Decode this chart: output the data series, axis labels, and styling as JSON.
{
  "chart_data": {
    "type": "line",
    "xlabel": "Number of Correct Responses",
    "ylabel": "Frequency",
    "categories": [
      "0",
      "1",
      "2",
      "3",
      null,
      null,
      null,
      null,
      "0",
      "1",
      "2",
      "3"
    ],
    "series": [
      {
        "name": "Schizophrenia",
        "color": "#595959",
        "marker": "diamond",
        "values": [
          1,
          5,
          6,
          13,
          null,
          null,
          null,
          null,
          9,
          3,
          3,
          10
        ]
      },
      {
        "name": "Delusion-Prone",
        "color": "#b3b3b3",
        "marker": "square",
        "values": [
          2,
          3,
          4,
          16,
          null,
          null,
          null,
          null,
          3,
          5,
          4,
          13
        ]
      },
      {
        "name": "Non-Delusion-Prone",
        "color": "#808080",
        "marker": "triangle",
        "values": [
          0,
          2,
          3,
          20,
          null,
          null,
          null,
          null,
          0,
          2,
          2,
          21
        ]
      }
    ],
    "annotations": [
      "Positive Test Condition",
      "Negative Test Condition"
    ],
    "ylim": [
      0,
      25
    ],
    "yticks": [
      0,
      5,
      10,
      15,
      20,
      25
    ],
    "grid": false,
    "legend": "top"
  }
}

→ **WORK TO BE COMPLETED**
Every line that holds the word "name" should be extracted.

→ **ANSWER TO THE PROBLEM**
        "name": "Schizophrenia",
        "name": "Delusion-Prone",
        "name": "Non-Delusion-Prone",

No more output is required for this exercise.